» **Required work**
Every record below should be transcribed exactly. Omit the images.

» **Material to process**
= = = =

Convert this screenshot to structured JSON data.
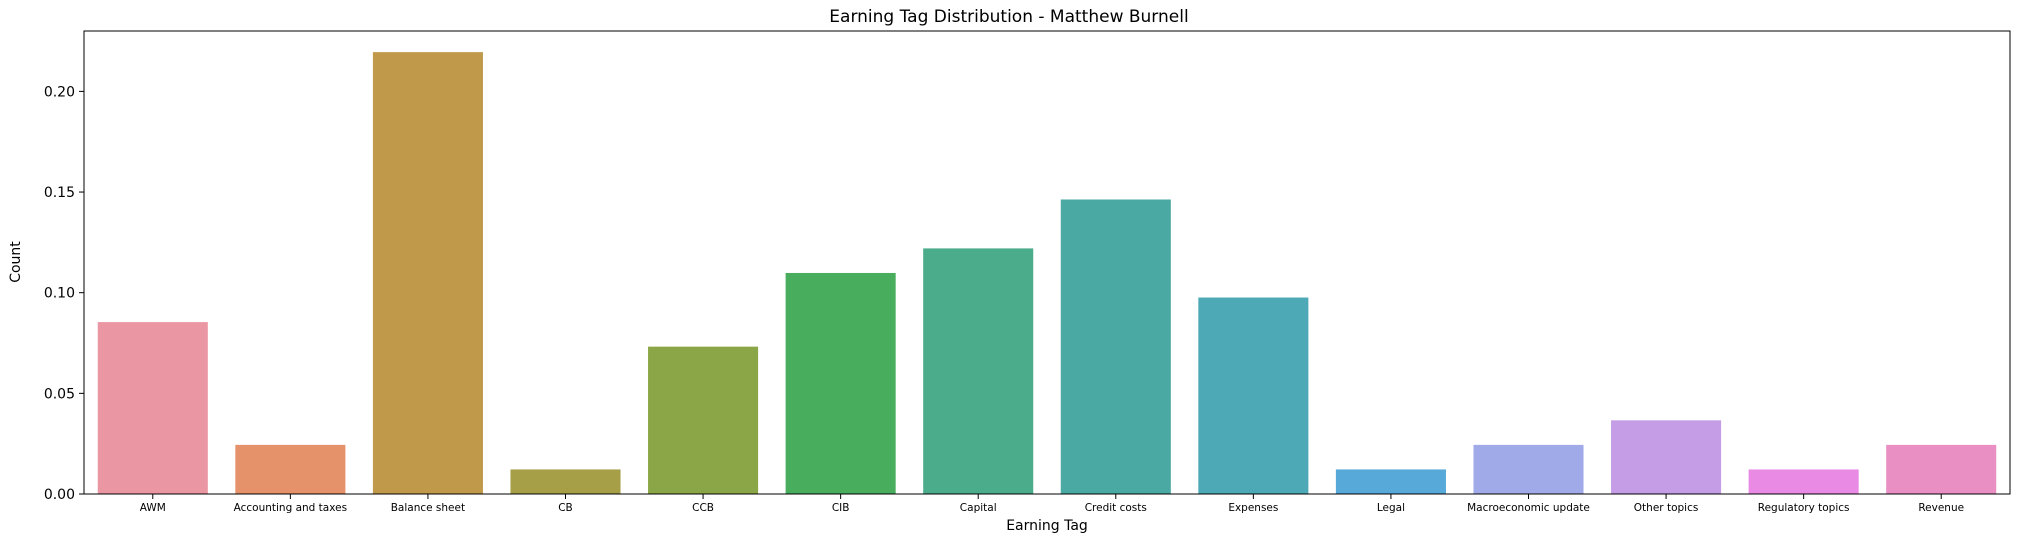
{
  "chart_data": {
    "type": "bar",
    "title": "Earning Tag Distribution - Matthew Burnell",
    "xlabel": "Earning Tag",
    "ylabel": "Count",
    "ylim": [
      0,
      0.23
    ],
    "yticks": [
      "0.00",
      "0.05",
      "0.10",
      "0.15",
      "0.20"
    ],
    "ytick_values": [
      0,
      0.05,
      0.1,
      0.15,
      0.2
    ],
    "grid": false,
    "categories": [
      "AWM",
      "Accounting and taxes",
      "Balance sheet",
      "CB",
      "CCB",
      "CIB",
      "Capital",
      "Credit costs",
      "Expenses",
      "Legal",
      "Macroeconomic update",
      "Other topics",
      "Regulatory topics",
      "Revenue"
    ],
    "values": [
      0.0854,
      0.0244,
      0.2195,
      0.0122,
      0.0732,
      0.1098,
      0.122,
      0.1463,
      0.0976,
      0.0122,
      0.0244,
      0.0366,
      0.0122,
      0.0244
    ],
    "colors": [
      "#ea96a3",
      "#e5916a",
      "#c0994a",
      "#a69f47",
      "#8ba646",
      "#48ad5d",
      "#4aac8b",
      "#4aa9a2",
      "#4da9b6",
      "#56a9d9",
      "#a1aae9",
      "#c59de7",
      "#e98ae5",
      "#e98fc4"
    ]
  }
}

= = = =

» **The completed task**
Convert this screenshot to structured JSON data.
{
  "chart_data": {
    "type": "bar",
    "title": "Earning Tag Distribution - Matthew Burnell",
    "xlabel": "Earning Tag",
    "ylabel": "Count",
    "ylim": [
      0,
      0.23
    ],
    "yticks": [
      "0.00",
      "0.05",
      "0.10",
      "0.15",
      "0.20"
    ],
    "ytick_values": [
      0,
      0.05,
      0.1,
      0.15,
      0.2
    ],
    "grid": false,
    "categories": [
      "AWM",
      "Accounting and taxes",
      "Balance sheet",
      "CB",
      "CCB",
      "CIB",
      "Capital",
      "Credit costs",
      "Expenses",
      "Legal",
      "Macroeconomic update",
      "Other topics",
      "Regulatory topics",
      "Revenue"
    ],
    "values": [
      0.0854,
      0.0244,
      0.2195,
      0.0122,
      0.0732,
      0.1098,
      0.122,
      0.1463,
      0.0976,
      0.0122,
      0.0244,
      0.0366,
      0.0122,
      0.0244
    ],
    "colors": [
      "#ea96a3",
      "#e5916a",
      "#c0994a",
      "#a69f47",
      "#8ba646",
      "#48ad5d",
      "#4aac8b",
      "#4aa9a2",
      "#4da9b6",
      "#56a9d9",
      "#a1aae9",
      "#c59de7",
      "#e98ae5",
      "#e98fc4"
    ]
  }
}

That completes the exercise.